[Items listed in a dataset]
((
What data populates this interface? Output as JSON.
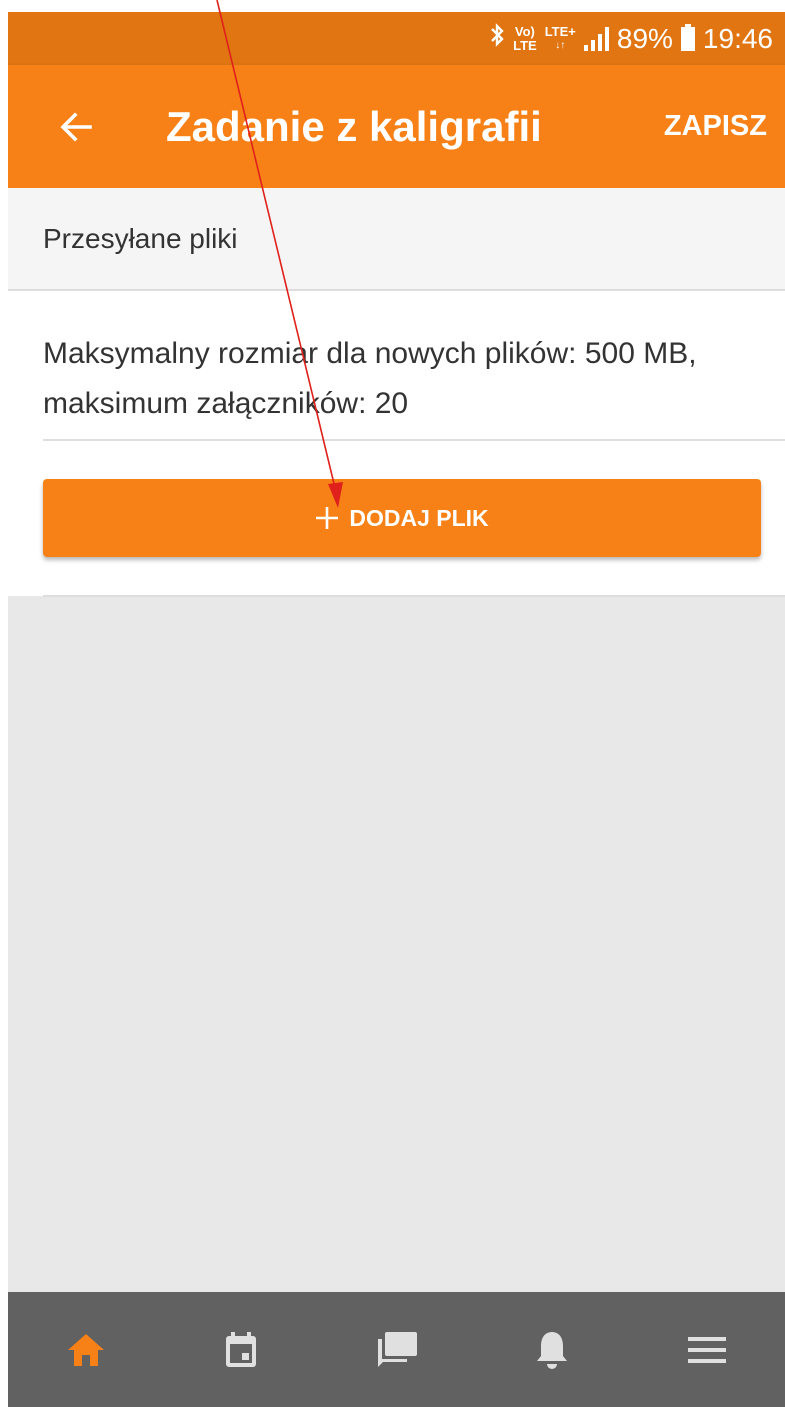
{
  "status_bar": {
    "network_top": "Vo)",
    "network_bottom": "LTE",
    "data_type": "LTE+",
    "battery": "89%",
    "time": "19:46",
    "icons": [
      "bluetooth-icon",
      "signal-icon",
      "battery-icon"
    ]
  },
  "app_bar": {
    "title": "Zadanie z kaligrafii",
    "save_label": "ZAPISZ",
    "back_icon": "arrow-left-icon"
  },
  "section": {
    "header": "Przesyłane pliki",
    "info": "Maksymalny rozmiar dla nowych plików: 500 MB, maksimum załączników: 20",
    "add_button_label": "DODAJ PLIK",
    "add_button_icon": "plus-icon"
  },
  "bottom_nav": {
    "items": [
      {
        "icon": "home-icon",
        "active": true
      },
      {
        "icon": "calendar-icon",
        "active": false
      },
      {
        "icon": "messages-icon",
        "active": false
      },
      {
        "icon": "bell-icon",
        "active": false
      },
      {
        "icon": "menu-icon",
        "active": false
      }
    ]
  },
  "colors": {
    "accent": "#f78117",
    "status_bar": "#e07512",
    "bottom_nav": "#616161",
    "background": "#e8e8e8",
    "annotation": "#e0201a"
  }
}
))
What is being asked>
Reproduce the full listing above verbatim, with no pictures included.

Correct response>
What data populates this interface? Output as JSON.
{
  "status_bar": {
    "network_top": "Vo)",
    "network_bottom": "LTE",
    "data_type": "LTE+",
    "battery": "89%",
    "time": "19:46",
    "icons": [
      "bluetooth-icon",
      "signal-icon",
      "battery-icon"
    ]
  },
  "app_bar": {
    "title": "Zadanie z kaligrafii",
    "save_label": "ZAPISZ",
    "back_icon": "arrow-left-icon"
  },
  "section": {
    "header": "Przesyłane pliki",
    "info": "Maksymalny rozmiar dla nowych plików: 500 MB, maksimum załączników: 20",
    "add_button_label": "DODAJ PLIK",
    "add_button_icon": "plus-icon"
  },
  "bottom_nav": {
    "items": [
      {
        "icon": "home-icon",
        "active": true
      },
      {
        "icon": "calendar-icon",
        "active": false
      },
      {
        "icon": "messages-icon",
        "active": false
      },
      {
        "icon": "bell-icon",
        "active": false
      },
      {
        "icon": "menu-icon",
        "active": false
      }
    ]
  },
  "colors": {
    "accent": "#f78117",
    "status_bar": "#e07512",
    "bottom_nav": "#616161",
    "background": "#e8e8e8",
    "annotation": "#e0201a"
  }
}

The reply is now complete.